Records drawn from a dataset
:::

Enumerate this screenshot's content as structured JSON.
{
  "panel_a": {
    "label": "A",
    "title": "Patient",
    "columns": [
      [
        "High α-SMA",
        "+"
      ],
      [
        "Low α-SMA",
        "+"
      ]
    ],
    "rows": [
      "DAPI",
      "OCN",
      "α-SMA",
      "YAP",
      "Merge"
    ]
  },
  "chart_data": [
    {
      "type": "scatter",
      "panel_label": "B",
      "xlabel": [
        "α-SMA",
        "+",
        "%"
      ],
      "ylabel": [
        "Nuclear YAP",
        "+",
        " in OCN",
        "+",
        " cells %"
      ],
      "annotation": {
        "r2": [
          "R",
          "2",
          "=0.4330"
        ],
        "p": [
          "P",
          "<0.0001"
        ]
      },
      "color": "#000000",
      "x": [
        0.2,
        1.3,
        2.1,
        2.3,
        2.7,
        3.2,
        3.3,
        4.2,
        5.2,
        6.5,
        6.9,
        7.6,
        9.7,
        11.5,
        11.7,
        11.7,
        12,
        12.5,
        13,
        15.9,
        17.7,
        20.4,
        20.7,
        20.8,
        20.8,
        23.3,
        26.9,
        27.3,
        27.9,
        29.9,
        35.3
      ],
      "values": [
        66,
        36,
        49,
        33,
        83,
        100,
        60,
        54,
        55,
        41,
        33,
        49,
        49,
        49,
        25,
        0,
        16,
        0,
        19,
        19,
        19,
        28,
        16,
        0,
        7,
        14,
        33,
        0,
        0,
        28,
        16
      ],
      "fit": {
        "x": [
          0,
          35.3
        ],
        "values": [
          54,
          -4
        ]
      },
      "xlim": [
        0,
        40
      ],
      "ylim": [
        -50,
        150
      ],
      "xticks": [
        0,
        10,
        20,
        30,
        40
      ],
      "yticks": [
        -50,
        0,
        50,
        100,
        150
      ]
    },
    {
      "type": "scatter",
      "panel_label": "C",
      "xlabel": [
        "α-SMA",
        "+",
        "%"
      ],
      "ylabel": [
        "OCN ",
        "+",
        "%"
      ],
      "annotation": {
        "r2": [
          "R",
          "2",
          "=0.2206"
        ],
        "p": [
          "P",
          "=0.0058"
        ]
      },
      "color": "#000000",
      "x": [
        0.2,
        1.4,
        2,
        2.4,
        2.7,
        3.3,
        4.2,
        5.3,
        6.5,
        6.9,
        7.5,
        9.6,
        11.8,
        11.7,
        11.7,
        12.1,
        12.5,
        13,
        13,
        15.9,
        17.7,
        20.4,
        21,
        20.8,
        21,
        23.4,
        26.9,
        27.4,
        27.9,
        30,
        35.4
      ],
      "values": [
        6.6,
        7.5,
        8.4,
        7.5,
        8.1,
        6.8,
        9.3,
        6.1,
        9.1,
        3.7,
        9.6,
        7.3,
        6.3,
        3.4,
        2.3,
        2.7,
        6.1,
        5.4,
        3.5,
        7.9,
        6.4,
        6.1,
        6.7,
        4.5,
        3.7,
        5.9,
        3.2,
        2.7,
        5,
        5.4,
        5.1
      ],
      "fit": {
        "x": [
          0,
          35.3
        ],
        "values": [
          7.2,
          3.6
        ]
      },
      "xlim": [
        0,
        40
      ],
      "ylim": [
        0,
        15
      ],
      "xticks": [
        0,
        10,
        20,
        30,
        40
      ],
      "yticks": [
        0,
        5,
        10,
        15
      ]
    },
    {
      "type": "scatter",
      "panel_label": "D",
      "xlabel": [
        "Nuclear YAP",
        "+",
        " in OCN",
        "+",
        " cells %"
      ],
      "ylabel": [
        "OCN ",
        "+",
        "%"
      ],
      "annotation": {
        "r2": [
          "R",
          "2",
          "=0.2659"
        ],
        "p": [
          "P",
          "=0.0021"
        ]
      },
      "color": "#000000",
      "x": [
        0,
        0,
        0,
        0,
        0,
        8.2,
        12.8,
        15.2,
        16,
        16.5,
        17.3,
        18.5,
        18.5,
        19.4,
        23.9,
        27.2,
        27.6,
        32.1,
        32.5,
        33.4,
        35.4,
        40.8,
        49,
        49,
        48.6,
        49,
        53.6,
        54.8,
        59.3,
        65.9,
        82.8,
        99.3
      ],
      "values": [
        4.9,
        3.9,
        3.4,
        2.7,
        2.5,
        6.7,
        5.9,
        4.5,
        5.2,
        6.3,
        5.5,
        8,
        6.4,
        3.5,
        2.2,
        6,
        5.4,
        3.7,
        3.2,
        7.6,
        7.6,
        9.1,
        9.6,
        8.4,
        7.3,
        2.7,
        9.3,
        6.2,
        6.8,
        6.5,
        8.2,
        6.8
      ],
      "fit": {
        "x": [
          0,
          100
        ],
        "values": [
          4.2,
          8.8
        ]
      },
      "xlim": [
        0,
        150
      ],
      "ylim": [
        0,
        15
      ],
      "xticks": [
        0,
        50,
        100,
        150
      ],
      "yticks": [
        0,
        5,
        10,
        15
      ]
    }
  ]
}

:::

Work instruction: Repeat all the entries above without altering anything.

Problem solution:
Enumerate this screenshot's content as structured JSON.
{
  "panel_a": {
    "label": "A",
    "title": "Patient",
    "columns": [
      [
        "High α-SMA",
        "+"
      ],
      [
        "Low α-SMA",
        "+"
      ]
    ],
    "rows": [
      "DAPI",
      "OCN",
      "α-SMA",
      "YAP",
      "Merge"
    ]
  },
  "chart_data": [
    {
      "type": "scatter",
      "panel_label": "B",
      "xlabel": [
        "α-SMA",
        "+",
        "%"
      ],
      "ylabel": [
        "Nuclear YAP",
        "+",
        " in OCN",
        "+",
        " cells %"
      ],
      "annotation": {
        "r2": [
          "R",
          "2",
          "=0.4330"
        ],
        "p": [
          "P",
          "<0.0001"
        ]
      },
      "color": "#000000",
      "x": [
        0.2,
        1.3,
        2.1,
        2.3,
        2.7,
        3.2,
        3.3,
        4.2,
        5.2,
        6.5,
        6.9,
        7.6,
        9.7,
        11.5,
        11.7,
        11.7,
        12,
        12.5,
        13,
        15.9,
        17.7,
        20.4,
        20.7,
        20.8,
        20.8,
        23.3,
        26.9,
        27.3,
        27.9,
        29.9,
        35.3
      ],
      "values": [
        66,
        36,
        49,
        33,
        83,
        100,
        60,
        54,
        55,
        41,
        33,
        49,
        49,
        49,
        25,
        0,
        16,
        0,
        19,
        19,
        19,
        28,
        16,
        0,
        7,
        14,
        33,
        0,
        0,
        28,
        16
      ],
      "fit": {
        "x": [
          0,
          35.3
        ],
        "values": [
          54,
          -4
        ]
      },
      "xlim": [
        0,
        40
      ],
      "ylim": [
        -50,
        150
      ],
      "xticks": [
        0,
        10,
        20,
        30,
        40
      ],
      "yticks": [
        -50,
        0,
        50,
        100,
        150
      ]
    },
    {
      "type": "scatter",
      "panel_label": "C",
      "xlabel": [
        "α-SMA",
        "+",
        "%"
      ],
      "ylabel": [
        "OCN ",
        "+",
        "%"
      ],
      "annotation": {
        "r2": [
          "R",
          "2",
          "=0.2206"
        ],
        "p": [
          "P",
          "=0.0058"
        ]
      },
      "color": "#000000",
      "x": [
        0.2,
        1.4,
        2,
        2.4,
        2.7,
        3.3,
        4.2,
        5.3,
        6.5,
        6.9,
        7.5,
        9.6,
        11.8,
        11.7,
        11.7,
        12.1,
        12.5,
        13,
        13,
        15.9,
        17.7,
        20.4,
        21,
        20.8,
        21,
        23.4,
        26.9,
        27.4,
        27.9,
        30,
        35.4
      ],
      "values": [
        6.6,
        7.5,
        8.4,
        7.5,
        8.1,
        6.8,
        9.3,
        6.1,
        9.1,
        3.7,
        9.6,
        7.3,
        6.3,
        3.4,
        2.3,
        2.7,
        6.1,
        5.4,
        3.5,
        7.9,
        6.4,
        6.1,
        6.7,
        4.5,
        3.7,
        5.9,
        3.2,
        2.7,
        5,
        5.4,
        5.1
      ],
      "fit": {
        "x": [
          0,
          35.3
        ],
        "values": [
          7.2,
          3.6
        ]
      },
      "xlim": [
        0,
        40
      ],
      "ylim": [
        0,
        15
      ],
      "xticks": [
        0,
        10,
        20,
        30,
        40
      ],
      "yticks": [
        0,
        5,
        10,
        15
      ]
    },
    {
      "type": "scatter",
      "panel_label": "D",
      "xlabel": [
        "Nuclear YAP",
        "+",
        " in OCN",
        "+",
        " cells %"
      ],
      "ylabel": [
        "OCN ",
        "+",
        "%"
      ],
      "annotation": {
        "r2": [
          "R",
          "2",
          "=0.2659"
        ],
        "p": [
          "P",
          "=0.0021"
        ]
      },
      "color": "#000000",
      "x": [
        0,
        0,
        0,
        0,
        0,
        8.2,
        12.8,
        15.2,
        16,
        16.5,
        17.3,
        18.5,
        18.5,
        19.4,
        23.9,
        27.2,
        27.6,
        32.1,
        32.5,
        33.4,
        35.4,
        40.8,
        49,
        49,
        48.6,
        49,
        53.6,
        54.8,
        59.3,
        65.9,
        82.8,
        99.3
      ],
      "values": [
        4.9,
        3.9,
        3.4,
        2.7,
        2.5,
        6.7,
        5.9,
        4.5,
        5.2,
        6.3,
        5.5,
        8,
        6.4,
        3.5,
        2.2,
        6,
        5.4,
        3.7,
        3.2,
        7.6,
        7.6,
        9.1,
        9.6,
        8.4,
        7.3,
        2.7,
        9.3,
        6.2,
        6.8,
        6.5,
        8.2,
        6.8
      ],
      "fit": {
        "x": [
          0,
          100
        ],
        "values": [
          4.2,
          8.8
        ]
      },
      "xlim": [
        0,
        150
      ],
      "ylim": [
        0,
        15
      ],
      "xticks": [
        0,
        50,
        100,
        150
      ],
      "yticks": [
        0,
        5,
        10,
        15
      ]
    }
  ]
}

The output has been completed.